"""

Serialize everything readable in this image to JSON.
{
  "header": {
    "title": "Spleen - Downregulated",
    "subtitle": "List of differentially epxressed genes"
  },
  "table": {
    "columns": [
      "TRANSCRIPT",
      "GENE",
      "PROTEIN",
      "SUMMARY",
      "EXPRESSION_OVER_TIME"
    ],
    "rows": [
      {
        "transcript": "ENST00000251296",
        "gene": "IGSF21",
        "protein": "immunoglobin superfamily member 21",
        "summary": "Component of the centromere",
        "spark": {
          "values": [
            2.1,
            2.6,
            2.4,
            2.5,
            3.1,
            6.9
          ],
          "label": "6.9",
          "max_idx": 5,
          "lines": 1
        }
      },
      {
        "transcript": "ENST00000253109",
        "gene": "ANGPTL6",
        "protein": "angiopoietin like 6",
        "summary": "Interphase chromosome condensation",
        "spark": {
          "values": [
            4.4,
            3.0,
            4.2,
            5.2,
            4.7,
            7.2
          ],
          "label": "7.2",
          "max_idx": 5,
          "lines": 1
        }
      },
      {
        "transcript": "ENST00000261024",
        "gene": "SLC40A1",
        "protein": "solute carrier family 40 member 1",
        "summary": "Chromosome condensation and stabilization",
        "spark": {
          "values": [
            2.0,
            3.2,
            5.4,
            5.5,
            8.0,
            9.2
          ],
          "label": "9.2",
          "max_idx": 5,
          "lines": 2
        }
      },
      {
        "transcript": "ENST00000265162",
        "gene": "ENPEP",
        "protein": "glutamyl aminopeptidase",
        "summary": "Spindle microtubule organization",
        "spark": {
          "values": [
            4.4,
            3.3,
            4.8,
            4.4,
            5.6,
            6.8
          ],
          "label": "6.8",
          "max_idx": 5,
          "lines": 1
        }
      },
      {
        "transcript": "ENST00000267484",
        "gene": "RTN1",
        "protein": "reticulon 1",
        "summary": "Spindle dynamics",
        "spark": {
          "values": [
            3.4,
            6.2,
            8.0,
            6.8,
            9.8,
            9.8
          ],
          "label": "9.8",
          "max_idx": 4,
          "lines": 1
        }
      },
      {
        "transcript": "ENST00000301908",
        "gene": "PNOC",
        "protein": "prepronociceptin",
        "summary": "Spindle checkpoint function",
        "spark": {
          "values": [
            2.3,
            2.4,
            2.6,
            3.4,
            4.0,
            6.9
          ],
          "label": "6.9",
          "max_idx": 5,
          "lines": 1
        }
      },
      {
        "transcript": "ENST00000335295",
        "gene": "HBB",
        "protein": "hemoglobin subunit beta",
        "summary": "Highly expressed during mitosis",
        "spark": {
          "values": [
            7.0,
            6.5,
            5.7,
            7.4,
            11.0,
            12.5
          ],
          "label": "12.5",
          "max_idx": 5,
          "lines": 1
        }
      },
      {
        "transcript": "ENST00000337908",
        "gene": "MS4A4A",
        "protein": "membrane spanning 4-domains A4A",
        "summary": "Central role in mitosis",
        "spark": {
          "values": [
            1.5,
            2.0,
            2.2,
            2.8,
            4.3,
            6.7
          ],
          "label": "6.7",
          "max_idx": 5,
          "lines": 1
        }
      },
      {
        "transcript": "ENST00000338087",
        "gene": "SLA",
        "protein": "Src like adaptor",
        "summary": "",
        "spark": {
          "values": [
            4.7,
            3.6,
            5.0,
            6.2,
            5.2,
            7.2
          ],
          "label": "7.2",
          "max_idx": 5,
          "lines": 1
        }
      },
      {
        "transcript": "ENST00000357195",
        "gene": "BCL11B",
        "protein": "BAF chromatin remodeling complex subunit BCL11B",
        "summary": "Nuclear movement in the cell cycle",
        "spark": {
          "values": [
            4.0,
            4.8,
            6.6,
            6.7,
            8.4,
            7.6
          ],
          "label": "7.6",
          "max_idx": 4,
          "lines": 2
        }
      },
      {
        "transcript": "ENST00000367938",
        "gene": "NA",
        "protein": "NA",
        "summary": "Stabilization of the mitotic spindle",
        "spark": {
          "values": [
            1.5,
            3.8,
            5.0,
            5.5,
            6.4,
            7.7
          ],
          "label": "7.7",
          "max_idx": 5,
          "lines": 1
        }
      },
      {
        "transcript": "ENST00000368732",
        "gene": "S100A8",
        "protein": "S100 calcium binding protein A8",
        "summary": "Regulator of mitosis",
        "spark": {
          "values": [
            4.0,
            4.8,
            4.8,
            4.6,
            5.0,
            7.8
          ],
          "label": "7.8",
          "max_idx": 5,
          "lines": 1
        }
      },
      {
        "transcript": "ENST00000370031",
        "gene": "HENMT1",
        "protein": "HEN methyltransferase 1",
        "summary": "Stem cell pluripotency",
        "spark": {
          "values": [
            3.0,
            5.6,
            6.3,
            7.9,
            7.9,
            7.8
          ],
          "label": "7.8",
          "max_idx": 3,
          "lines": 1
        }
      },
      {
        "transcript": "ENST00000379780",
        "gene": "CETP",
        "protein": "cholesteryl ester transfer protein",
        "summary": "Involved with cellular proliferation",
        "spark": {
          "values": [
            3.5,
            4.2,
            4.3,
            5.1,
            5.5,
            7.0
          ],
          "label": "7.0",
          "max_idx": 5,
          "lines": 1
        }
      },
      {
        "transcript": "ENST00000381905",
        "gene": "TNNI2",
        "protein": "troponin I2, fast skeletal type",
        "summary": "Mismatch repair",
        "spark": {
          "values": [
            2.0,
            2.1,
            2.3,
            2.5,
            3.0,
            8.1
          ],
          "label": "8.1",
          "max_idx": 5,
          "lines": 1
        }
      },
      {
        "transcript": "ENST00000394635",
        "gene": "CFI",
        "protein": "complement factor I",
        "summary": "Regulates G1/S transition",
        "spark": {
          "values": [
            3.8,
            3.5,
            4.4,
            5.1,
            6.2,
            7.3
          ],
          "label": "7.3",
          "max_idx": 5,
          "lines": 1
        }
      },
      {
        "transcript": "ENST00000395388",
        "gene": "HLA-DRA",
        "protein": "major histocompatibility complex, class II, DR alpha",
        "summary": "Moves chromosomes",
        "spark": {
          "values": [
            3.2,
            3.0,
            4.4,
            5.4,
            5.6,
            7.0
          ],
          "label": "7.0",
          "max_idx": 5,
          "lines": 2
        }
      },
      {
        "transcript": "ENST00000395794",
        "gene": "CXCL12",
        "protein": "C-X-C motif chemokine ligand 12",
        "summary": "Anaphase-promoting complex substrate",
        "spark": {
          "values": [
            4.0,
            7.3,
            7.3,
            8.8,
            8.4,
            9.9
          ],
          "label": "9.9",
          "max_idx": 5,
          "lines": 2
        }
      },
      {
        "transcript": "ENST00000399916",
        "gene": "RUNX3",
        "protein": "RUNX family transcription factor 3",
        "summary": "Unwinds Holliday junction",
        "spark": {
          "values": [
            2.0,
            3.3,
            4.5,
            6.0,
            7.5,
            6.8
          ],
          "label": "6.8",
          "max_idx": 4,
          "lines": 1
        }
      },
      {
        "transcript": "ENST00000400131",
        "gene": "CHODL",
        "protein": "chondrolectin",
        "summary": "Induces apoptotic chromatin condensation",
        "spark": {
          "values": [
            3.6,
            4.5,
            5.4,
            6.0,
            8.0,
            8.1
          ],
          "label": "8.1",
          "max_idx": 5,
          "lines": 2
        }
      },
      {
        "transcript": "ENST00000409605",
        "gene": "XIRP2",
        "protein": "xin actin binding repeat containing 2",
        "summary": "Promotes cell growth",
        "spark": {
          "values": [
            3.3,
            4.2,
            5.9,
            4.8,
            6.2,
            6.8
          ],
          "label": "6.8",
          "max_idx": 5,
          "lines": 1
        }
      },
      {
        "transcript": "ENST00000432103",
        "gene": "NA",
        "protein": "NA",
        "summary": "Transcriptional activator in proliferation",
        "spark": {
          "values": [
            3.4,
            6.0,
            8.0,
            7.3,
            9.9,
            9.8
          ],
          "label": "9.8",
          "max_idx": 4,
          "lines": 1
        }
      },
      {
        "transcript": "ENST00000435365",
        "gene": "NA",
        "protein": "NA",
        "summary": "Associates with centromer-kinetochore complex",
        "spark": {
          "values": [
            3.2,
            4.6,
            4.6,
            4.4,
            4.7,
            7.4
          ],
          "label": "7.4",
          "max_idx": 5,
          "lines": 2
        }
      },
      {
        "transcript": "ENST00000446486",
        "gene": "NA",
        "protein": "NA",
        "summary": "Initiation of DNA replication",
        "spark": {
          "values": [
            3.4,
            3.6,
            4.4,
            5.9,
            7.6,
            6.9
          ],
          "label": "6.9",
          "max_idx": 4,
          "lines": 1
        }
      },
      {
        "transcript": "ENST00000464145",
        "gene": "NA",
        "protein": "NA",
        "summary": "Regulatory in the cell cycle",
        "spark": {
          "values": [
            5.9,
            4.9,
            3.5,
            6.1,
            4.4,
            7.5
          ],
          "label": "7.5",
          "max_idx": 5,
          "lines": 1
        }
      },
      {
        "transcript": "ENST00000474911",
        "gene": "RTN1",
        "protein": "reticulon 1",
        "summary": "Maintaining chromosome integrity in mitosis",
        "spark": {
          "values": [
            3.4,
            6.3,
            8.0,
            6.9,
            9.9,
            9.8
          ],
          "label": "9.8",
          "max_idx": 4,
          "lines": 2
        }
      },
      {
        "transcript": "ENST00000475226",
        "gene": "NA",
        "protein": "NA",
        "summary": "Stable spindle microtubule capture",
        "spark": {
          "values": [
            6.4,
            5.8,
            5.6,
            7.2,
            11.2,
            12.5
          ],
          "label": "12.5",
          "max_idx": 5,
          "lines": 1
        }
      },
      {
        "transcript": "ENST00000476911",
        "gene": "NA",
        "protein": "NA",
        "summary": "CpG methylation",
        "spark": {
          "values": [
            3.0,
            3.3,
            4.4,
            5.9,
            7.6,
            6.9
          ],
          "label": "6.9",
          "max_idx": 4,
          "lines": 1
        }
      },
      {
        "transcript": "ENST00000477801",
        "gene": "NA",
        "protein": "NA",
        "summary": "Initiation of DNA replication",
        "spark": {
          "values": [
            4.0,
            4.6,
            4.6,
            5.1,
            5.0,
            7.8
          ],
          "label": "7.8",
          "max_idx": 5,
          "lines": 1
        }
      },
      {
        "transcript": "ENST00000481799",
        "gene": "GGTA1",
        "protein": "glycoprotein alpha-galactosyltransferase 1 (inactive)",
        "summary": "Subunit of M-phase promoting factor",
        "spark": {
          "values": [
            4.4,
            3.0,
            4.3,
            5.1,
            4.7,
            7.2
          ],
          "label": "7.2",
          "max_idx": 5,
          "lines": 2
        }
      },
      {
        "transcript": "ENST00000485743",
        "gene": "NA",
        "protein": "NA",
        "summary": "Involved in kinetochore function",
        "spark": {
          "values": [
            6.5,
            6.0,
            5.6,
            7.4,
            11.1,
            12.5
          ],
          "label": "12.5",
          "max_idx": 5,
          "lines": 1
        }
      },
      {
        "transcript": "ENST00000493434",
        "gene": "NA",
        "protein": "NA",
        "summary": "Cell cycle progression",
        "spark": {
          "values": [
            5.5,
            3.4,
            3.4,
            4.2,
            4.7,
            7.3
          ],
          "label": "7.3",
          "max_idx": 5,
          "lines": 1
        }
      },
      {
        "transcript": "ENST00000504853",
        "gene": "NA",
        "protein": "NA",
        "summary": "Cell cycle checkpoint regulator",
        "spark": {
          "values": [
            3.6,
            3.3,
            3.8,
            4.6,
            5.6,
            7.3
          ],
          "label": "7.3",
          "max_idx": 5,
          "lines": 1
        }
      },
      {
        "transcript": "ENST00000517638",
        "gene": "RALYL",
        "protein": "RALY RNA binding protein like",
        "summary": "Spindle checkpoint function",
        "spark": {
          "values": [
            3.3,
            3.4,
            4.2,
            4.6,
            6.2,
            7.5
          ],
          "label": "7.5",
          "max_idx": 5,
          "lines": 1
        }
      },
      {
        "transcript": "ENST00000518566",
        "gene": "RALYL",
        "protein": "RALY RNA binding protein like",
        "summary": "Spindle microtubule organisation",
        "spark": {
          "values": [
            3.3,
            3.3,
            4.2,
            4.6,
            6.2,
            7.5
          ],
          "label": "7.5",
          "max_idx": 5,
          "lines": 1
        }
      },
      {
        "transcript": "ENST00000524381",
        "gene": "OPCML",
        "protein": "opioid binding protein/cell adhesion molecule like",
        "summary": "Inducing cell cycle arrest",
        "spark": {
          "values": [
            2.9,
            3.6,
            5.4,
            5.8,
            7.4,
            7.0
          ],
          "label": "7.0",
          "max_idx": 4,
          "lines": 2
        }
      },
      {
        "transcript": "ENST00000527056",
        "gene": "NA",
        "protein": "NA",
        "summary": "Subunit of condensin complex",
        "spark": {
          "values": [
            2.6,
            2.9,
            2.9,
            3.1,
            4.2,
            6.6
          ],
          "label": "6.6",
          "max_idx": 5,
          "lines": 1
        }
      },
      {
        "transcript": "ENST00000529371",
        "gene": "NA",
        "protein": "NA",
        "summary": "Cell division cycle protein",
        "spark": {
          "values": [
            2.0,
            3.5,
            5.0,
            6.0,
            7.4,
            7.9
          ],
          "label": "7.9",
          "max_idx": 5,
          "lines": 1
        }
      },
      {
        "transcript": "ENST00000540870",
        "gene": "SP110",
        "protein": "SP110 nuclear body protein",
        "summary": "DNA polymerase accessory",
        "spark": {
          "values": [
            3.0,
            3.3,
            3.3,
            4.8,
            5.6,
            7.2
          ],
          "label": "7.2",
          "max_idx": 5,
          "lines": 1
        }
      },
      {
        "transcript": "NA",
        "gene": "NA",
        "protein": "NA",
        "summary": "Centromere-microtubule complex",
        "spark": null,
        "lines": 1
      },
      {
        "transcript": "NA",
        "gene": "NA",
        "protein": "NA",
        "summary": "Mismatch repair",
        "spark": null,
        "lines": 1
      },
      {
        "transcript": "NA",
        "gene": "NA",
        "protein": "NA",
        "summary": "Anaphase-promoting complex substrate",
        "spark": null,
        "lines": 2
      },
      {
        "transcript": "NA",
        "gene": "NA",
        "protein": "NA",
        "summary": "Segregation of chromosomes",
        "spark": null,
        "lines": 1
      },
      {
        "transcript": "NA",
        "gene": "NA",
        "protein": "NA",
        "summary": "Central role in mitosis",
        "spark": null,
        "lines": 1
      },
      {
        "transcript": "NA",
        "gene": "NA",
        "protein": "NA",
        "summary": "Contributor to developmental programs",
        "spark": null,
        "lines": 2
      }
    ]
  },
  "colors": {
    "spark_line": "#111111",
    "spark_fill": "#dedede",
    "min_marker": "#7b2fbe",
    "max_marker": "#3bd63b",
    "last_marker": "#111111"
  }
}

"""

**Task statement:** Using the data above, state the number of lines that contain the word "binding"; add nothing else.

**Exercise answer:** 5